**AIM**
Seek out every line containing the word "reglin", and copy each.
□ □ □ □ □
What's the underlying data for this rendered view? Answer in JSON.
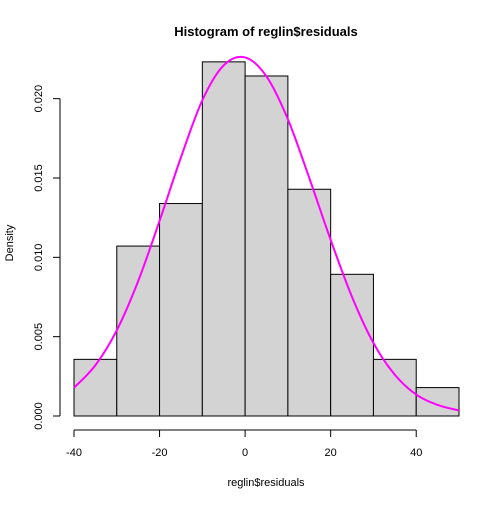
{
  "chart_data": {
    "type": "bar",
    "title": "Histogram of reglin$residuals",
    "xlabel": "reglin$residuals",
    "ylabel": "Density",
    "xlim": [
      -40,
      50
    ],
    "ylim": [
      0,
      0.0225
    ],
    "x_ticks": [
      -40,
      -20,
      0,
      20,
      40
    ],
    "x_tick_labels": [
      "-40",
      "-20",
      "0",
      "20",
      "40"
    ],
    "y_ticks": [
      0,
      0.005,
      0.01,
      0.015,
      0.02
    ],
    "y_tick_labels": [
      "0.000",
      "0.005",
      "0.010",
      "0.015",
      "0.020"
    ],
    "bins": [
      {
        "start": -40,
        "end": -30,
        "density": 0.00357
      },
      {
        "start": -30,
        "end": -20,
        "density": 0.01071
      },
      {
        "start": -20,
        "end": -10,
        "density": 0.01339
      },
      {
        "start": -10,
        "end": 0,
        "density": 0.02232
      },
      {
        "start": 0,
        "end": 10,
        "density": 0.02143
      },
      {
        "start": 10,
        "end": 20,
        "density": 0.01429
      },
      {
        "start": 20,
        "end": 30,
        "density": 0.00893
      },
      {
        "start": 30,
        "end": 40,
        "density": 0.00357
      },
      {
        "start": 40,
        "end": 50,
        "density": 0.00179
      }
    ],
    "curve": {
      "color": "#ff00ff",
      "x": [
        -40,
        -35,
        -30,
        -25,
        -20,
        -15,
        -10,
        -5,
        0,
        5,
        10,
        15,
        20,
        25,
        30,
        35,
        40,
        45,
        50
      ],
      "y": [
        0.00178,
        0.0032,
        0.0054,
        0.0085,
        0.0123,
        0.0163,
        0.0199,
        0.0221,
        0.0226,
        0.0214,
        0.0187,
        0.015,
        0.0111,
        0.0075,
        0.0046,
        0.0026,
        0.00135,
        0.0007,
        0.00035
      ]
    },
    "bar_fill": "#d3d3d3",
    "bar_stroke": "#000000",
    "grid": false
  }
}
□ □ □ □ □
**ANSWER TO THE PROBLEM**
    "title": "Histogram of reglin$residuals",
    "xlabel": "reglin$residuals",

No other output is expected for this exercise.